• **What you should do**: In the records below, find each line with the word "abbr" and copy it.

• **Recorded data**:
## begin
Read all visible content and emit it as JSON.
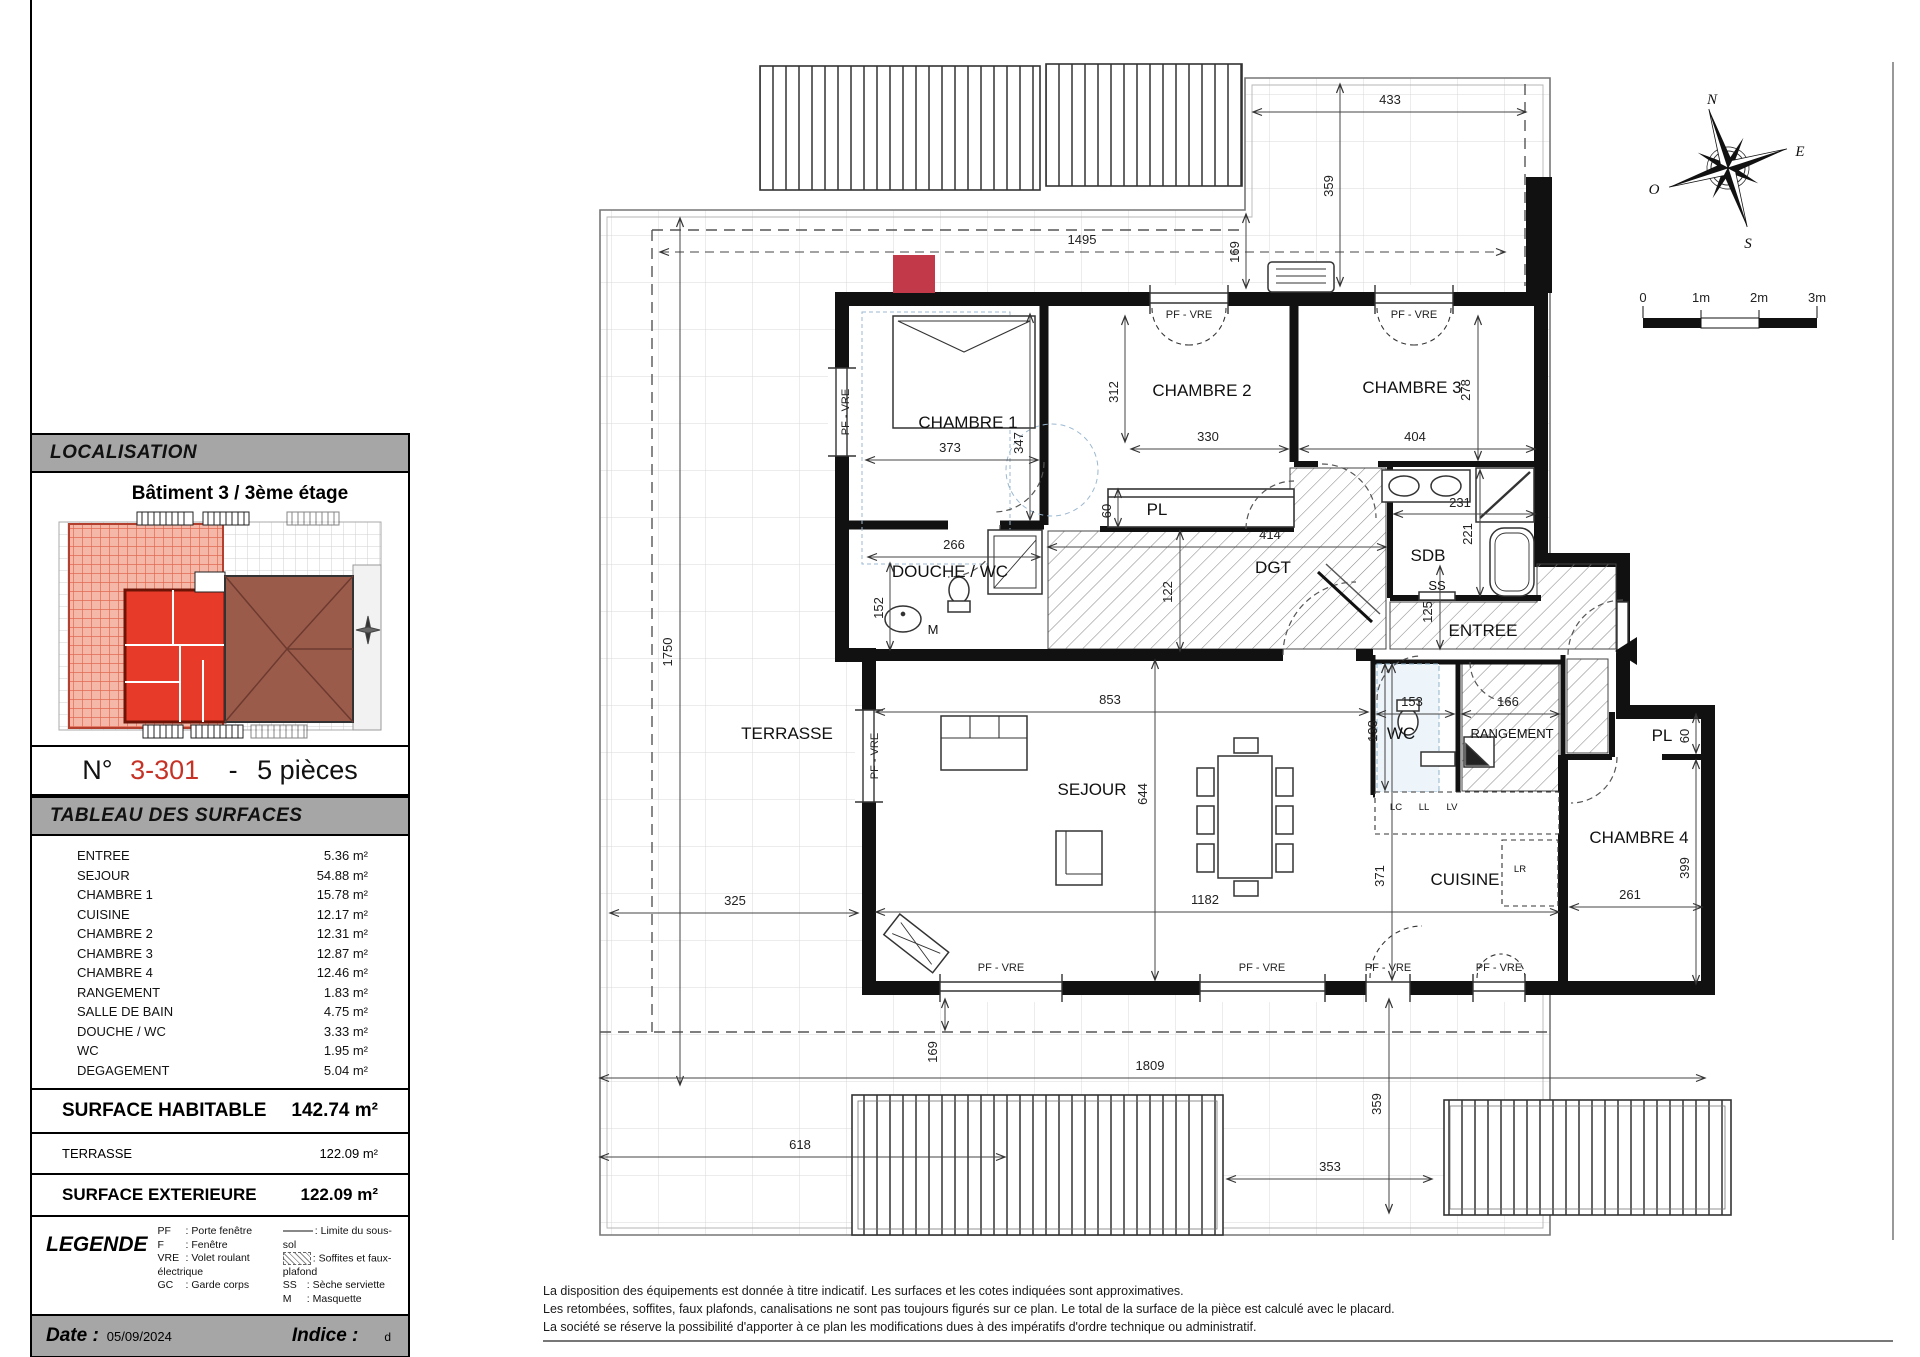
{
  "localisation": {
    "title": "LOCALISATION",
    "building": "Bâtiment 3 / 3ème étage"
  },
  "unit": {
    "prefix": "N°",
    "number": "3-301",
    "sep": "-",
    "type": "5 pièces"
  },
  "surfaces": {
    "title": "TABLEAU DES SURFACES",
    "rows": [
      {
        "name": "ENTREE",
        "area": "5.36 m²"
      },
      {
        "name": "SEJOUR",
        "area": "54.88 m²"
      },
      {
        "name": "CHAMBRE 1",
        "area": "15.78 m²"
      },
      {
        "name": "CUISINE",
        "area": "12.17 m²"
      },
      {
        "name": "CHAMBRE 2",
        "area": "12.31 m²"
      },
      {
        "name": "CHAMBRE 3",
        "area": "12.87 m²"
      },
      {
        "name": "CHAMBRE 4",
        "area": "12.46 m²"
      },
      {
        "name": "RANGEMENT",
        "area": "1.83 m²"
      },
      {
        "name": "SALLE DE BAIN",
        "area": "4.75 m²"
      },
      {
        "name": "DOUCHE / WC",
        "area": "3.33 m²"
      },
      {
        "name": "WC",
        "area": "1.95 m²"
      },
      {
        "name": "DEGAGEMENT",
        "area": "5.04 m²"
      }
    ],
    "habitable_label": "SURFACE HABITABLE",
    "habitable_value": "142.74 m²",
    "terrasse_label": "TERRASSE",
    "terrasse_value": "122.09 m²",
    "exterieure_label": "SURFACE EXTERIEURE",
    "exterieure_value": "122.09 m²"
  },
  "legende": {
    "title": "LEGENDE",
    "col1": [
      {
        "abbr": "PF",
        "label": ": Porte fenêtre"
      },
      {
        "abbr": "F",
        "label": ": Fenêtre"
      },
      {
        "abbr": "VRE",
        "label": ": Volet roulant électrique"
      },
      {
        "abbr": "GC",
        "label": ": Garde corps"
      }
    ],
    "col2": [
      {
        "abbr": "",
        "label": ": Limite du sous-sol"
      },
      {
        "abbr": "",
        "label": ": Soffites et faux-plafond"
      },
      {
        "abbr": "SS",
        "label": ": Sèche serviette"
      },
      {
        "abbr": "M",
        "label": ": Masquette"
      }
    ]
  },
  "footer": {
    "date_label": "Date :",
    "date": "05/09/2024",
    "indice_label": "Indice :",
    "indice": "d"
  },
  "disclaimer": {
    "line1": "La disposition des équipements est donnée à titre indicatif. Les surfaces et les cotes indiquées sont approximatives.",
    "line2": "Les retombées, soffites, faux plafonds, canalisations ne sont pas toujours figurés sur ce plan. Le total de la surface de la pièce est calculé avec le placard.",
    "line3": "La société se réserve la possibilité d'apporter à ce plan les modifications dues à des impératifs d'ordre technique ou administratif."
  },
  "plan": {
    "rooms": {
      "terrasse": "TERRASSE",
      "sejour": "SEJOUR",
      "cuisine": "CUISINE",
      "chambre1": "CHAMBRE 1",
      "chambre2": "CHAMBRE 2",
      "chambre3": "CHAMBRE 3",
      "chambre4": "CHAMBRE 4",
      "douche_wc": "DOUCHE / WC",
      "wc": "WC",
      "sdb": "SDB",
      "dgt": "DGT",
      "entree": "ENTREE",
      "rangement": "RANGEMENT",
      "pl": "PL",
      "ss": "SS",
      "m": "M"
    },
    "window_label": "PF - VRE",
    "appliances": {
      "lc": "LC",
      "ll": "LL",
      "lv": "LV",
      "lr": "LR"
    },
    "dims": {
      "d1495": "1495",
      "d433": "433",
      "d359_top": "359",
      "d169_top": "169",
      "d1750": "1750",
      "d373": "373",
      "d347": "347",
      "d312": "312",
      "d330": "330",
      "d404": "404",
      "d278": "278",
      "d266": "266",
      "d152": "152",
      "d122": "122",
      "d414": "414",
      "d60_pl": "60",
      "d231": "231",
      "d221": "221",
      "d125": "125",
      "d853": "853",
      "d644": "644",
      "d153": "153",
      "d138": "138",
      "d166": "166",
      "d60_pl4": "60",
      "d399": "399",
      "d325": "325",
      "d1182": "1182",
      "d261": "261",
      "d371": "371",
      "d169_bottom": "169",
      "d1809": "1809",
      "d359_bottom": "359",
      "d618": "618",
      "d353": "353"
    },
    "compass": {
      "n": "N",
      "e": "E",
      "s": "S",
      "o": "O"
    },
    "scale": {
      "t0": "0",
      "t1": "1m",
      "t2": "2m",
      "t3": "3m"
    }
  }
}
## end
• **Full output**:
        "abbr": "PF",
        "abbr": "F",
        "abbr": "VRE",
        "abbr": "GC",
        "abbr": "",
        "abbr": "",
        "abbr": "SS",
        "abbr": "M",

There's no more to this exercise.